GIVEN DATA
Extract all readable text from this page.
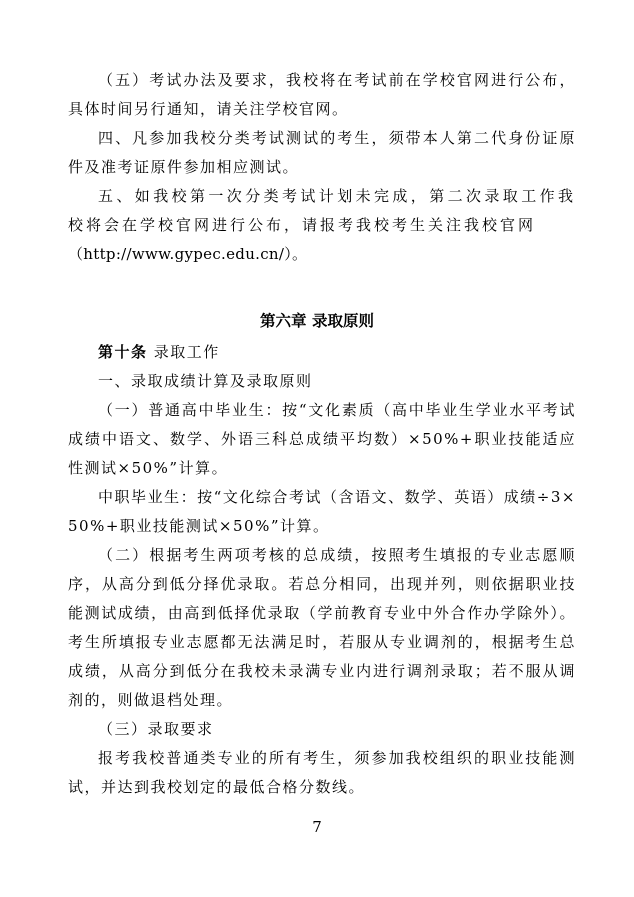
（五）考试办法及要求，我校将在考试前在学校官网进行公布，具体时间另行通知，请关注学校官网。

四、凡参加我校分类考试测试的考生，须带本人第二代身份证原件及准考证原件参加相应测试。

五、如我校第一次分类考试计划未完成，第二次录取工作我校将会在学校官网进行公布，请报考我校考生关注我校官网

（http://www.gypec.edu.cn/）。

第六章 录取原则

第十条 录取工作

一、录取成绩计算及录取原则

（一）普通高中毕业生：按“文化素质（高中毕业生学业水平考试成绩中语文、数学、外语三科总成绩平均数）×50%+职业技能适应性测试×50%”计算。

中职毕业生：按“文化综合考试（含语文、数学、英语）成绩÷3×50%+职业技能测试×50%”计算。

（二）根据考生两项考核的总成绩，按照考生填报的专业志愿顺序，从高分到低分择优录取。若总分相同，出现并列，则依据职业技能测试成绩，由高到低择优录取（学前教育专业中外合作办学除外）。考生所填报专业志愿都无法满足时，若服从专业调剂的，根据考生总成绩，从高分到低分在我校未录满专业内进行调剂录取；若不服从调剂的，则做退档处理。

（三）录取要求

报考我校普通类专业的所有考生，须参加我校组织的职业技能测试，并达到我校划定的最低合格分数线。

7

WHAT NEEDS TO BE DONE
The records above need to be restated word for word, with the pictures left out.

IN RESPONSE
Extract all readable text from this page.
（五）考试办法及要求，我校将在考试前在学校官网进行公布，具体时间另行通知，请关注学校官网。

四、凡参加我校分类考试测试的考生，须带本人第二代身份证原件及准考证原件参加相应测试。

五、如我校第一次分类考试计划未完成，第二次录取工作我校将会在学校官网进行公布，请报考我校考生关注我校官网

（http://www.gypec.edu.cn/）。

第六章 录取原则

第十条 录取工作

一、录取成绩计算及录取原则

（一）普通高中毕业生：按“文化素质（高中毕业生学业水平考试成绩中语文、数学、外语三科总成绩平均数）×50%+职业技能适应性测试×50%”计算。

中职毕业生：按“文化综合考试（含语文、数学、英语）成绩÷3×50%+职业技能测试×50%”计算。

（二）根据考生两项考核的总成绩，按照考生填报的专业志愿顺序，从高分到低分择优录取。若总分相同，出现并列，则依据职业技能测试成绩，由高到低择优录取（学前教育专业中外合作办学除外）。考生所填报专业志愿都无法满足时，若服从专业调剂的，根据考生总成绩，从高分到低分在我校未录满专业内进行调剂录取；若不服从调剂的，则做退档处理。

（三）录取要求

报考我校普通类专业的所有考生，须参加我校组织的职业技能测试，并达到我校划定的最低合格分数线。

7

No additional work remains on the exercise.